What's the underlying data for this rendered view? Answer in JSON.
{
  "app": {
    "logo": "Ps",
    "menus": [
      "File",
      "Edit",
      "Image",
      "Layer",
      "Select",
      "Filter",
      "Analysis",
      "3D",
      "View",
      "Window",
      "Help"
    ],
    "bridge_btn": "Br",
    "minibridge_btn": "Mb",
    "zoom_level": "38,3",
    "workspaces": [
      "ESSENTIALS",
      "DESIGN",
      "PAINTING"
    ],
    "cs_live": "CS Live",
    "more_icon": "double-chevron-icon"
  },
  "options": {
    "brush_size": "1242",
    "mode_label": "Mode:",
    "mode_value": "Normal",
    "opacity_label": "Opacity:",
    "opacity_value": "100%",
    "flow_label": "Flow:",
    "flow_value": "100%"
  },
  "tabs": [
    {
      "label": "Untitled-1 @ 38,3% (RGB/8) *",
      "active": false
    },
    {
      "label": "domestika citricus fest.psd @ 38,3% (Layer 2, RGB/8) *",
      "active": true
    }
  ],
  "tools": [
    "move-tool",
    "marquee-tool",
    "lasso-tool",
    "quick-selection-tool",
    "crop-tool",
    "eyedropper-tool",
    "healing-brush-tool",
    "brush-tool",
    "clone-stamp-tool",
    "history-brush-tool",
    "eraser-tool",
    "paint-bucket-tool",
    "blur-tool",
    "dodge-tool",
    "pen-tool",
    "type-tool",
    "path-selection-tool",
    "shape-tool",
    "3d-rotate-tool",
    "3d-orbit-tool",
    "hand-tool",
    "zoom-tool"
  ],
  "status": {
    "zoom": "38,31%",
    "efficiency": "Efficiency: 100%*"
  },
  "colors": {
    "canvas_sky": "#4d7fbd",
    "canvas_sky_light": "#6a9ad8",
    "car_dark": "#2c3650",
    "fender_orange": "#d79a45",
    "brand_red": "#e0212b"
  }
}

+ + + +

Stated goal
Repeat all the entries word for word.

The result
What's the underlying data for this rendered view? Answer in JSON.
{
  "app": {
    "logo": "Ps",
    "menus": [
      "File",
      "Edit",
      "Image",
      "Layer",
      "Select",
      "Filter",
      "Analysis",
      "3D",
      "View",
      "Window",
      "Help"
    ],
    "bridge_btn": "Br",
    "minibridge_btn": "Mb",
    "zoom_level": "38,3",
    "workspaces": [
      "ESSENTIALS",
      "DESIGN",
      "PAINTING"
    ],
    "cs_live": "CS Live",
    "more_icon": "double-chevron-icon"
  },
  "options": {
    "brush_size": "1242",
    "mode_label": "Mode:",
    "mode_value": "Normal",
    "opacity_label": "Opacity:",
    "opacity_value": "100%",
    "flow_label": "Flow:",
    "flow_value": "100%"
  },
  "tabs": [
    {
      "label": "Untitled-1 @ 38,3% (RGB/8) *",
      "active": false
    },
    {
      "label": "domestika citricus fest.psd @ 38,3% (Layer 2, RGB/8) *",
      "active": true
    }
  ],
  "tools": [
    "move-tool",
    "marquee-tool",
    "lasso-tool",
    "quick-selection-tool",
    "crop-tool",
    "eyedropper-tool",
    "healing-brush-tool",
    "brush-tool",
    "clone-stamp-tool",
    "history-brush-tool",
    "eraser-tool",
    "paint-bucket-tool",
    "blur-tool",
    "dodge-tool",
    "pen-tool",
    "type-tool",
    "path-selection-tool",
    "shape-tool",
    "3d-rotate-tool",
    "3d-orbit-tool",
    "hand-tool",
    "zoom-tool"
  ],
  "status": {
    "zoom": "38,31%",
    "efficiency": "Efficiency: 100%*"
  },
  "colors": {
    "canvas_sky": "#4d7fbd",
    "canvas_sky_light": "#6a9ad8",
    "car_dark": "#2c3650",
    "fender_orange": "#d79a45",
    "brand_red": "#e0212b"
  }
}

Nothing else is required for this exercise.